◆ WHAT YOU SHOULD DO ◆
Write out each line word for word. Drop pictures.

◆ DATA TO PROCESS ◆
----------
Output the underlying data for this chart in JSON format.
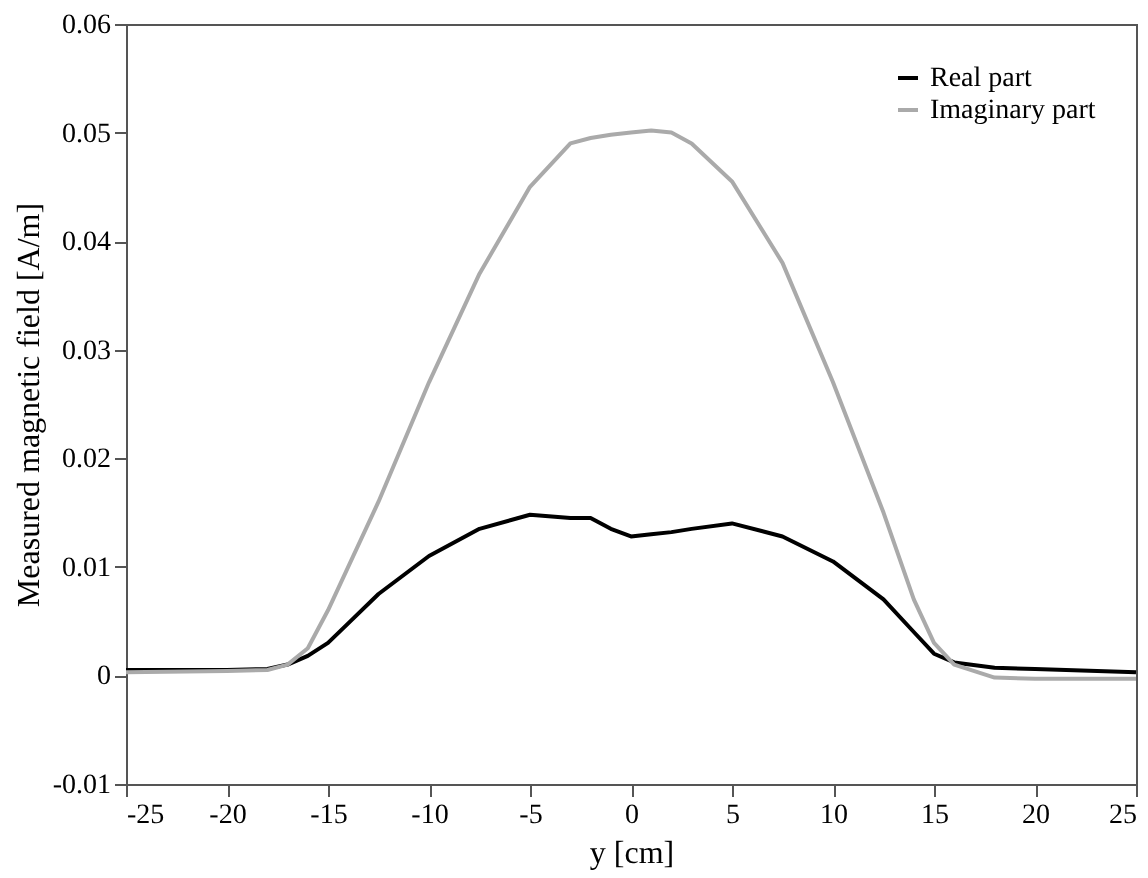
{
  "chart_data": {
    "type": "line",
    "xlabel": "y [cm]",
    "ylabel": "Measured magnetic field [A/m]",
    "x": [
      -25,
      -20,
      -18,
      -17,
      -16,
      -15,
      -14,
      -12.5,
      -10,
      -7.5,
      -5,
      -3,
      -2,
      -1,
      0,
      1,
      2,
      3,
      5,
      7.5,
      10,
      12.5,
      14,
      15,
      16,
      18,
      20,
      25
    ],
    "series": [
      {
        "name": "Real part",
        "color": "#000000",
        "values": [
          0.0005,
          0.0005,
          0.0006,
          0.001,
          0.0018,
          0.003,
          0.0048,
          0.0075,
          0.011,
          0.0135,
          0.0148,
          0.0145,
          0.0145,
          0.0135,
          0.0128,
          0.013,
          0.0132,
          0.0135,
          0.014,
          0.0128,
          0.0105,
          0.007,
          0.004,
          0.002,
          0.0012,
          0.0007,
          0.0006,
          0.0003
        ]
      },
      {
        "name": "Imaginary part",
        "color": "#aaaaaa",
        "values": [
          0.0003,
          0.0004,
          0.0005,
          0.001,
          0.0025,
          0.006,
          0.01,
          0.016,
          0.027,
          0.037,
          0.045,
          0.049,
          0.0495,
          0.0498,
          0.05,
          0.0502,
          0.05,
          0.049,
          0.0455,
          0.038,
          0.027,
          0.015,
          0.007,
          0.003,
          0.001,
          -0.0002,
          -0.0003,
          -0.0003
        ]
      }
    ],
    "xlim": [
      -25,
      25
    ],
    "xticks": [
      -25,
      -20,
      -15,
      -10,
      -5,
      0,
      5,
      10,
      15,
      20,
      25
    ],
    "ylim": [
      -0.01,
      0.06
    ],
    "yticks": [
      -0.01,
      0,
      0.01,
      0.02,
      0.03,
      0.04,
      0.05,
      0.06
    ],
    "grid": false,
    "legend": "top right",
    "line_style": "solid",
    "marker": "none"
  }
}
----------
◆ RESULT OF THE EXERCISE ◆
Output the underlying data for this chart in JSON format.
{
  "chart_data": {
    "type": "line",
    "xlabel": "y [cm]",
    "ylabel": "Measured magnetic field [A/m]",
    "x": [
      -25,
      -20,
      -18,
      -17,
      -16,
      -15,
      -14,
      -12.5,
      -10,
      -7.5,
      -5,
      -3,
      -2,
      -1,
      0,
      1,
      2,
      3,
      5,
      7.5,
      10,
      12.5,
      14,
      15,
      16,
      18,
      20,
      25
    ],
    "series": [
      {
        "name": "Real part",
        "color": "#000000",
        "values": [
          0.0005,
          0.0005,
          0.0006,
          0.001,
          0.0018,
          0.003,
          0.0048,
          0.0075,
          0.011,
          0.0135,
          0.0148,
          0.0145,
          0.0145,
          0.0135,
          0.0128,
          0.013,
          0.0132,
          0.0135,
          0.014,
          0.0128,
          0.0105,
          0.007,
          0.004,
          0.002,
          0.0012,
          0.0007,
          0.0006,
          0.0003
        ]
      },
      {
        "name": "Imaginary part",
        "color": "#aaaaaa",
        "values": [
          0.0003,
          0.0004,
          0.0005,
          0.001,
          0.0025,
          0.006,
          0.01,
          0.016,
          0.027,
          0.037,
          0.045,
          0.049,
          0.0495,
          0.0498,
          0.05,
          0.0502,
          0.05,
          0.049,
          0.0455,
          0.038,
          0.027,
          0.015,
          0.007,
          0.003,
          0.001,
          -0.0002,
          -0.0003,
          -0.0003
        ]
      }
    ],
    "xlim": [
      -25,
      25
    ],
    "xticks": [
      -25,
      -20,
      -15,
      -10,
      -5,
      0,
      5,
      10,
      15,
      20,
      25
    ],
    "ylim": [
      -0.01,
      0.06
    ],
    "yticks": [
      -0.01,
      0,
      0.01,
      0.02,
      0.03,
      0.04,
      0.05,
      0.06
    ],
    "grid": false,
    "legend": "top right",
    "line_style": "solid",
    "marker": "none"
  }
}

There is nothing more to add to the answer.